## WRITTEN PROBLEM
In the following material, identify every line holding the string "Profile" and return it.

(Dataset entries)
● ● ● ●
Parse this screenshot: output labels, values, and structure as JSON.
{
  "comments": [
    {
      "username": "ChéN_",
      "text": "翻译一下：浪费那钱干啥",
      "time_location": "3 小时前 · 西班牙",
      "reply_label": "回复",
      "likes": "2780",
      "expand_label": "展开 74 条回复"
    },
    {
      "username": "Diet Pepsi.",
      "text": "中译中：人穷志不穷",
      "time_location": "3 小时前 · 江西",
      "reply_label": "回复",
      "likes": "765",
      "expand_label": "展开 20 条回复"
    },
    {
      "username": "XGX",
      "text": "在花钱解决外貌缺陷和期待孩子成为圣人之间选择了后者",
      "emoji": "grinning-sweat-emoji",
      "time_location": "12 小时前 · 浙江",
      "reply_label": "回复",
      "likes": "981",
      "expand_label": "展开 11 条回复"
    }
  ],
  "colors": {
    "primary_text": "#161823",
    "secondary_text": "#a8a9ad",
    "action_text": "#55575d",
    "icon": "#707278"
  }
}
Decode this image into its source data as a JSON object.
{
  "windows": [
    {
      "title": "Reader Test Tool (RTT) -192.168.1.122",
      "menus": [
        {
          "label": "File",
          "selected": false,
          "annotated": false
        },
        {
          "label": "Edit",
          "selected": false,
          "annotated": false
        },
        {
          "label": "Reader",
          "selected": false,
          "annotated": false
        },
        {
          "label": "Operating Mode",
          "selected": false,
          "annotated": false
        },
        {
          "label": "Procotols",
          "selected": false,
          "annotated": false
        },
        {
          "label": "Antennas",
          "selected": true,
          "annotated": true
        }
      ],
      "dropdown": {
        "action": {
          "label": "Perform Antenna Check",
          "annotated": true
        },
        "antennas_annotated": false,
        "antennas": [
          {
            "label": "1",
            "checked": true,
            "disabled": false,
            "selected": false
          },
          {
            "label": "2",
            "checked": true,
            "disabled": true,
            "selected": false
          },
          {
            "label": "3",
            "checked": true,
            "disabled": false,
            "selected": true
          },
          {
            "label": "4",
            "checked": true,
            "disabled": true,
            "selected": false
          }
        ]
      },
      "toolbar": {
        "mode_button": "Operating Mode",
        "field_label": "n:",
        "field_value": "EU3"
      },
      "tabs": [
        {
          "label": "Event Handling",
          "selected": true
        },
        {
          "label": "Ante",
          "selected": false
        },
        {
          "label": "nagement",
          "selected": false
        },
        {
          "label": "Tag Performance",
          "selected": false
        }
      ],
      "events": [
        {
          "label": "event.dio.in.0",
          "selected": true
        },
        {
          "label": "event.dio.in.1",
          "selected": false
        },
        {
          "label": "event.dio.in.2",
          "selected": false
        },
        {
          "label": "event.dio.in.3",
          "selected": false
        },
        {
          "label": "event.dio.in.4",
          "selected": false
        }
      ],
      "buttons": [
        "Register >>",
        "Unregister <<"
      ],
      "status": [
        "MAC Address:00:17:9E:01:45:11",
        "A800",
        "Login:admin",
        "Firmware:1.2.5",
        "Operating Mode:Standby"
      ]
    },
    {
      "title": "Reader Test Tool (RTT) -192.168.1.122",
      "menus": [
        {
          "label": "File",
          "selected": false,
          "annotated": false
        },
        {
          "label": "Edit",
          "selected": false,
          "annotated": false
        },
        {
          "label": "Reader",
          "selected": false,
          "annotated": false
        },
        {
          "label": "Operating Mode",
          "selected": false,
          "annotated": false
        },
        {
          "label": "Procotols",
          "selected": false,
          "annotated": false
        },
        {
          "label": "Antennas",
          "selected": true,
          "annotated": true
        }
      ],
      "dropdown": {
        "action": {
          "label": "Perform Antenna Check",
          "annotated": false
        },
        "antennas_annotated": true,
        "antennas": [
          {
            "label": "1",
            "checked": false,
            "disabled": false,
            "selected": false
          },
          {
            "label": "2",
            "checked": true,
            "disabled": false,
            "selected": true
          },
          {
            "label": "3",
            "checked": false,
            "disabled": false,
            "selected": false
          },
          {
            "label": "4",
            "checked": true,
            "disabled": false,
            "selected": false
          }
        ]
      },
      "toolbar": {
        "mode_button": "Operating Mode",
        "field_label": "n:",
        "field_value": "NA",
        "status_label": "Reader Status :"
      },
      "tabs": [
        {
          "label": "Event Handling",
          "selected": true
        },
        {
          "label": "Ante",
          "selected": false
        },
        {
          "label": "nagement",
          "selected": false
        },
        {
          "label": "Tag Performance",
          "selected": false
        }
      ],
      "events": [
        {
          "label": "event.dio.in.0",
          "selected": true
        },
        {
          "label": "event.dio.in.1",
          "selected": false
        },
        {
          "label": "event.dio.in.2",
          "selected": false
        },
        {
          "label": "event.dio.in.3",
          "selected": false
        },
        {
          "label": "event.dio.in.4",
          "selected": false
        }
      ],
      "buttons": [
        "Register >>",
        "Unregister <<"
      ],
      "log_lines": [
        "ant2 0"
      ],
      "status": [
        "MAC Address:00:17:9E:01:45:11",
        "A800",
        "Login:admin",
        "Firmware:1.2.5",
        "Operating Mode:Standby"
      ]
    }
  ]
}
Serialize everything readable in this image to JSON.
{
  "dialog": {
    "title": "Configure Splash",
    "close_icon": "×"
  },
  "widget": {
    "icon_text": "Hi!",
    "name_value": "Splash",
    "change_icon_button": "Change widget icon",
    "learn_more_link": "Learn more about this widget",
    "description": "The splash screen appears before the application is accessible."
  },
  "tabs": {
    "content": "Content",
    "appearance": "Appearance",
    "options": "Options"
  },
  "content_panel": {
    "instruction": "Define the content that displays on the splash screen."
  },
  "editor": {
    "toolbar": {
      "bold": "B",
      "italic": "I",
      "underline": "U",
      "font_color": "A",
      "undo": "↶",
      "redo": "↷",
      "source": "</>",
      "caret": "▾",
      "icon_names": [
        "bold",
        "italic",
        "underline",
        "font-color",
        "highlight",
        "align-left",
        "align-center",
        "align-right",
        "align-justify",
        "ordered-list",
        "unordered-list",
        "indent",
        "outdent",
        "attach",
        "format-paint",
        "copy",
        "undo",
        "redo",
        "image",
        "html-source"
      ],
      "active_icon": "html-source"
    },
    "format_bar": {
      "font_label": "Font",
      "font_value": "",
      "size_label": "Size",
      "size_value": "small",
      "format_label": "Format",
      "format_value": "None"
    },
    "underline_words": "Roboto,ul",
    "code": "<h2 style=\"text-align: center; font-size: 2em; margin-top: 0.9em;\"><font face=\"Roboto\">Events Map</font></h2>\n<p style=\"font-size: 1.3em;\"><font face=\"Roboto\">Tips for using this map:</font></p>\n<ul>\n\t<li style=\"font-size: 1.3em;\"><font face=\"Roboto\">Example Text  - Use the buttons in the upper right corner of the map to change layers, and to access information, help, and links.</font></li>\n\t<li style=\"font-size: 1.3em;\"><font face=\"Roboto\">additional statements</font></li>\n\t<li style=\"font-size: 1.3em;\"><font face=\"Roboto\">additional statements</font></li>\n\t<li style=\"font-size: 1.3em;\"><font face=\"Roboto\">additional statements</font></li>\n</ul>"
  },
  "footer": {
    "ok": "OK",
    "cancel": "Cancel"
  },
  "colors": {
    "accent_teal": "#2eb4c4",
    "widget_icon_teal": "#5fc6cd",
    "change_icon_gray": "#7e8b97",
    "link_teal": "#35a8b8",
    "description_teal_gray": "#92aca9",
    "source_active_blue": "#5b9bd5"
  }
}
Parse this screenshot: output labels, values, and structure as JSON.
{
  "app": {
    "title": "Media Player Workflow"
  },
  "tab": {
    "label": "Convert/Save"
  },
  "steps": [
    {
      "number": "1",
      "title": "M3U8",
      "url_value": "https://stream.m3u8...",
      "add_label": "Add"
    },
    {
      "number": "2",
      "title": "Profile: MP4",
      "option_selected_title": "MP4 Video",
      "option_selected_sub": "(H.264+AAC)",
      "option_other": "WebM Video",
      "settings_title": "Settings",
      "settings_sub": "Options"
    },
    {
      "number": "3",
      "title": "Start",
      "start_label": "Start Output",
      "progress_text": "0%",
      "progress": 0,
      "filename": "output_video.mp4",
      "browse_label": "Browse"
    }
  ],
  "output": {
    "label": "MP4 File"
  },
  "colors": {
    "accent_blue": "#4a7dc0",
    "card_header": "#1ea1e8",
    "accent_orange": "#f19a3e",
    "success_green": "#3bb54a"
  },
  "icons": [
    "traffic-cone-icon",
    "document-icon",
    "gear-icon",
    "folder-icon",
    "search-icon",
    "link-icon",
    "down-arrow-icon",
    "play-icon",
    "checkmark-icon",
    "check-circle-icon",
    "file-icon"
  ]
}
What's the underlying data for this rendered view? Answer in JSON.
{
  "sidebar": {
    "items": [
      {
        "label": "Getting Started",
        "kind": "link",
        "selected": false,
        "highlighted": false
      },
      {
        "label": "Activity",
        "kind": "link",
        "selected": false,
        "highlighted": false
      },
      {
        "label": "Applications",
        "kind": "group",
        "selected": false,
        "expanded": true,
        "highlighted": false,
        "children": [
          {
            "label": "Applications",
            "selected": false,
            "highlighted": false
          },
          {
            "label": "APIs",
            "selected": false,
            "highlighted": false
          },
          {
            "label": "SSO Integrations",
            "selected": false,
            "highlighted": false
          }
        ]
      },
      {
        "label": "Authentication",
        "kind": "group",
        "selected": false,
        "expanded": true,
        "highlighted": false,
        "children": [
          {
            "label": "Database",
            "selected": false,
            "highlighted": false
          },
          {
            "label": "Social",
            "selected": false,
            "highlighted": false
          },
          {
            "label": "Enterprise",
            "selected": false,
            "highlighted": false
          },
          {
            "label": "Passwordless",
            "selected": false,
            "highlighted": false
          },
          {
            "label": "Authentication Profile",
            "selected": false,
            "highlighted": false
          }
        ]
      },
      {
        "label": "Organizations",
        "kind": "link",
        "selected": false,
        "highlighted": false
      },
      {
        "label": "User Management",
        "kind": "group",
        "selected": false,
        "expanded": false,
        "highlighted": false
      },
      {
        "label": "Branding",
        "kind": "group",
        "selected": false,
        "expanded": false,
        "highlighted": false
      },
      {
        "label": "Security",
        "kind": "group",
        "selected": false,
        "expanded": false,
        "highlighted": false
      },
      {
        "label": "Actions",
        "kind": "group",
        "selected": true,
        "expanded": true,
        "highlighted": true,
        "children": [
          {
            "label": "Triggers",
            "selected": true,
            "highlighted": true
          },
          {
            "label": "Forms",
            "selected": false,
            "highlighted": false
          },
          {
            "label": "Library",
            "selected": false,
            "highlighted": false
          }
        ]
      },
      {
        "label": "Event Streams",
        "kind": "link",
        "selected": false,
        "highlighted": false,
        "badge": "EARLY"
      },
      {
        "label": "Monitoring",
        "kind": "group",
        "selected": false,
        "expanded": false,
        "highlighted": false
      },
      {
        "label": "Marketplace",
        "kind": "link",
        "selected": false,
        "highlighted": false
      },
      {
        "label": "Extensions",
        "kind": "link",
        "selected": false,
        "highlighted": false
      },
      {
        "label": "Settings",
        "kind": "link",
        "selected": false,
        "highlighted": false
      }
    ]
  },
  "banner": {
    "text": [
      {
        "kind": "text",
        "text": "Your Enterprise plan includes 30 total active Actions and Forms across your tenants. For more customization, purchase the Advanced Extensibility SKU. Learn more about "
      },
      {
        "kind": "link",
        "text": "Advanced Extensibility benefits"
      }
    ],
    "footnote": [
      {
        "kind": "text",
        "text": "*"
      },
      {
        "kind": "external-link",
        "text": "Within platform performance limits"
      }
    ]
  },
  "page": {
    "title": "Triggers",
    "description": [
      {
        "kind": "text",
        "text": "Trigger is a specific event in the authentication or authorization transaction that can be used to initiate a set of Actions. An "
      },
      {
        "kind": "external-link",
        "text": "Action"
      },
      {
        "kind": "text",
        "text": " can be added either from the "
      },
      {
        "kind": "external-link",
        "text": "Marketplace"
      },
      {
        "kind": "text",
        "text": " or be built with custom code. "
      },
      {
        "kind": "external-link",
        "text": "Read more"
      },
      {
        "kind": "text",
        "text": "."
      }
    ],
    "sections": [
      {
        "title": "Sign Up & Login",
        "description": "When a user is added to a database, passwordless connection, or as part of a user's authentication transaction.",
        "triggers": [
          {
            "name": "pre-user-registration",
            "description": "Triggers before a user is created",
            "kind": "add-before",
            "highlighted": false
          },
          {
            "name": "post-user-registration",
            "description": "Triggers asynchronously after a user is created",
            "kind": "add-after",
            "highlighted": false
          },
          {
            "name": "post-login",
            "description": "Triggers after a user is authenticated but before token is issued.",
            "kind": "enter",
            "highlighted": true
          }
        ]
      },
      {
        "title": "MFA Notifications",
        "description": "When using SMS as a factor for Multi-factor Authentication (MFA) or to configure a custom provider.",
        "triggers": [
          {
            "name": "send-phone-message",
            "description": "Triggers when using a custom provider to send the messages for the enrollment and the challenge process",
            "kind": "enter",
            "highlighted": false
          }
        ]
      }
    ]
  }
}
● ● ● ●
## RIGHT ANSWER
      "title": "Profile: MP4",
            "label": "Authentication Profile",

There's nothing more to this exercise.